Christoph Ziegler: 48 Stunden für ein Spiel

Christoph Ziegler sitzt zusammengekrümmt im Gang des Zugs Ćœ3267 nach Novosibirsk. Immer wieder fallen ihm die Augen zu. Bei gefühlten 40 Grad stehen ihm die Schweißperlen auf der Stirn. Der Magen knurrt. Neben ihm öffnet sich die Tür zur Bordtoilette und ein beißender Geruch zieht durch den Flur, der ihm immer noch angenehmer vorkommt als der Duft aus seinem Abteil, das er kurz zuvor fluchtartig verlassen hatte.

Es ist sechs Uhr in der Früh und außer dem Geklacker der Zugschienen nimmt Christoph kaum Geräusche war. Beim Blick aus dem Fenster zieht die karge russische Steppe an ihm vorbei. Irgendwo zwischen Saransk und Kasan muss er sein. Unzählige Zwischenstopps in Orten mit Namen, die sich ausschließlich aus Konsonanten zusammensetzen, liegen hinter ihm. Mit rund 60 Kilometern die Stunde tuckert der Zug unaufhörlich weiter.

####

Aufgabenstellung —
Beantworte diese Fragen anhand des Textauszugs:
1. Wohin fährt der Zug, in dem Christoph Ziegler sitzt?
2. Wie spät ist es?
3. Mit welcher Geschwindigkeit fährt der Zug?

Zeilen aus einem Datensatz —

####

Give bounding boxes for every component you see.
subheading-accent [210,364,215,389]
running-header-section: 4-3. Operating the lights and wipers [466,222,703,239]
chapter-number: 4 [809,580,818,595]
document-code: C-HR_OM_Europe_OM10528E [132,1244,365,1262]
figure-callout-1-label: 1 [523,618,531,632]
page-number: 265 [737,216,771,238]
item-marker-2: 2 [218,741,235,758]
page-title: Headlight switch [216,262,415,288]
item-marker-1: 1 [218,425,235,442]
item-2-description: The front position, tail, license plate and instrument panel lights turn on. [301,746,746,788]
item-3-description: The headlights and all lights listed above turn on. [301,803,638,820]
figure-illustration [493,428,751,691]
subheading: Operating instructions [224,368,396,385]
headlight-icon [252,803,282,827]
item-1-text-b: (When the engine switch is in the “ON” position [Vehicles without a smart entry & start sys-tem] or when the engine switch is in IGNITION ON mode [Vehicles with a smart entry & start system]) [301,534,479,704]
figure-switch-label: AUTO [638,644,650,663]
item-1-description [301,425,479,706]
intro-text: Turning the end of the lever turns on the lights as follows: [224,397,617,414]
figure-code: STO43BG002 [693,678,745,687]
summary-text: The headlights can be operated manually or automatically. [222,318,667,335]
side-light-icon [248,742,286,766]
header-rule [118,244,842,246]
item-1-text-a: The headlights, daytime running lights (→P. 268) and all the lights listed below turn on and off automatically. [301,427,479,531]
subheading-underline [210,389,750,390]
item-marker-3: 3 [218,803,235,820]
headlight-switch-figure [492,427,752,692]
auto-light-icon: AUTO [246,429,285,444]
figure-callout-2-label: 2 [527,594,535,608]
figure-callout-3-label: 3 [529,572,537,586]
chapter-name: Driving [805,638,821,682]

####

Vollständige Antwort —
1. Nach Novosibirsk.
2. Sechs Uhr in der Früh.
3. Mit rund 60 Kilometern die Stunde.